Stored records
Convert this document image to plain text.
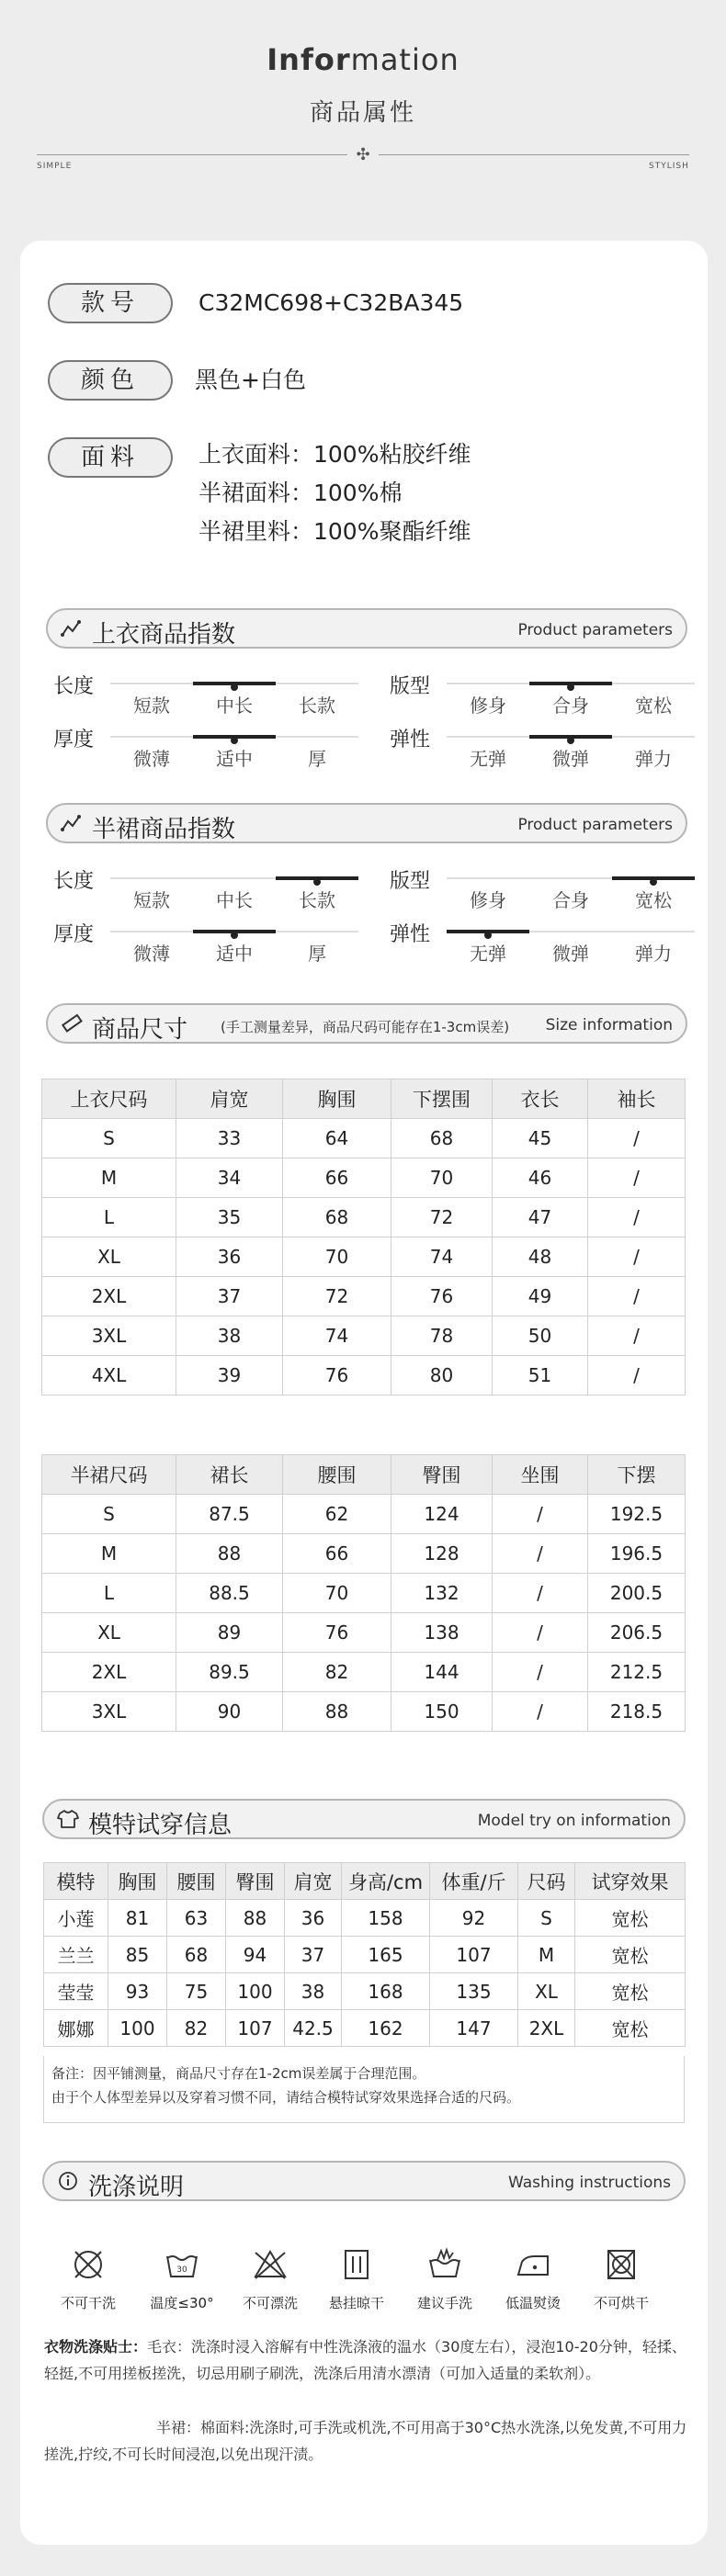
Information
商品属性
✣
SIMPLE	STYLISH
款号	C32MC698+C32BA345
颜色	黑色+白色
面料	上衣面料：100%粘胶纤维
半裙面料：100%棉
半裙里料：100%聚酯纤维
上衣商品指数	Product parameters
长度
短款	中长	长款
版型
修身	合身	宽松
厚度
微薄	适中	厚
弹性
无弹	微弹	弹力
半裙商品指数	Product parameters
长度
短款	中长	长款
版型
修身	合身	宽松
厚度
微薄	适中	厚
弹性
无弹	微弹	弹力
商品尺寸 (手工测量差异，商品尺码可能存在1-3cm误差) Size information
上衣尺码	肩宽	胸围	下摆围	衣长	袖长
S	33	64	68	45	/
M	34	66	70	46	/
L	35	68	72	47	/
XL	36	70	74	48	/
2XL	37	72	76	49	/
3XL	38	74	78	50	/
4XL	39	76	80	51	/
半裙尺码	裙长	腰围	臀围	坐围	下摆
S	87.5	62	124	/	192.5
M	88	66	128	/	196.5
L	88.5	70	132	/	200.5
XL	89	76	138	/	206.5
2XL	89.5	82	144	/	212.5
3XL	90	88	150	/	218.5
模特试穿信息	Model try on information
模特	胸围	腰围	臀围	肩宽	身高/cm	体重/斤	尺码	试穿效果
小莲	81	63	88	36	158	92	S	宽松
兰兰	85	68	94	37	165	107	M	宽松
莹莹	93	75	100	38	168	135	XL	宽松
娜娜	100	82	107	42.5	162	147	2XL	宽松
备注：因平铺测量，商品尺寸存在1-2cm误差属于合理范围。
由于个人体型差异以及穿着习惯不同，请结合模特试穿效果选择合适的尺码。
洗涤说明	Washing instructions
不可干洗
30
温度≤30°	不可漂洗	悬挂晾干	建议手洗	低温熨烫	不可烘干
衣物洗涤贴士：毛衣：洗涤时浸入溶解有中性洗涤液的温水（30度左右），浸泡10-20分钟，轻揉、轻挺,不可用搓板搓洗，切忌用刷子刷洗，洗涤后用清水漂清（可加入适量的柔软剂）。
半裙：棉面料:洗涤时,可手洗或机洗,不可用高于30°C热水洗涤,以免发黄,不可用力搓洗,拧绞,不可长时间浸泡,以免出现汗渍。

# WHAT IS EXPECTED
Every record above should be transcribed exactly; the pictures stay out of the copy.

# RESULT OF THIS TASK
Convert this document image to plain text.
Information
商品属性
✣
SIMPLE	STYLISH
款号	C32MC698+C32BA345
颜色	黑色+白色
面料	上衣面料：100%粘胶纤维
半裙面料：100%棉
半裙里料：100%聚酯纤维
上衣商品指数	Product parameters
长度
短款	中长	长款
版型
修身	合身	宽松
厚度
微薄	适中	厚
弹性
无弹	微弹	弹力
半裙商品指数	Product parameters
长度
短款	中长	长款
版型
修身	合身	宽松
厚度
微薄	适中	厚
弹性
无弹	微弹	弹力
商品尺寸 (手工测量差异，商品尺码可能存在1-3cm误差) Size information
上衣尺码	肩宽	胸围	下摆围	衣长	袖长
S	33	64	68	45	/
M	34	66	70	46	/
L	35	68	72	47	/
XL	36	70	74	48	/
2XL	37	72	76	49	/
3XL	38	74	78	50	/
4XL	39	76	80	51	/
半裙尺码	裙长	腰围	臀围	坐围	下摆
S	87.5	62	124	/	192.5
M	88	66	128	/	196.5
L	88.5	70	132	/	200.5
XL	89	76	138	/	206.5
2XL	89.5	82	144	/	212.5
3XL	90	88	150	/	218.5
模特试穿信息	Model try on information
模特	胸围	腰围	臀围	肩宽	身高/cm	体重/斤	尺码	试穿效果
小莲	81	63	88	36	158	92	S	宽松
兰兰	85	68	94	37	165	107	M	宽松
莹莹	93	75	100	38	168	135	XL	宽松
娜娜	100	82	107	42.5	162	147	2XL	宽松
备注：因平铺测量，商品尺寸存在1-2cm误差属于合理范围。
由于个人体型差异以及穿着习惯不同，请结合模特试穿效果选择合适的尺码。
洗涤说明	Washing instructions
不可干洗
30
温度≤30°	不可漂洗	悬挂晾干	建议手洗	低温熨烫	不可烘干
衣物洗涤贴士：毛衣：洗涤时浸入溶解有中性洗涤液的温水（30度左右），浸泡10-20分钟，轻揉、轻挺,不可用搓板搓洗，切忌用刷子刷洗，洗涤后用清水漂清（可加入适量的柔软剂）。
半裙：棉面料:洗涤时,可手洗或机洗,不可用高于30°C热水洗涤,以免发黄,不可用力搓洗,拧绞,不可长时间浸泡,以免出现汗渍。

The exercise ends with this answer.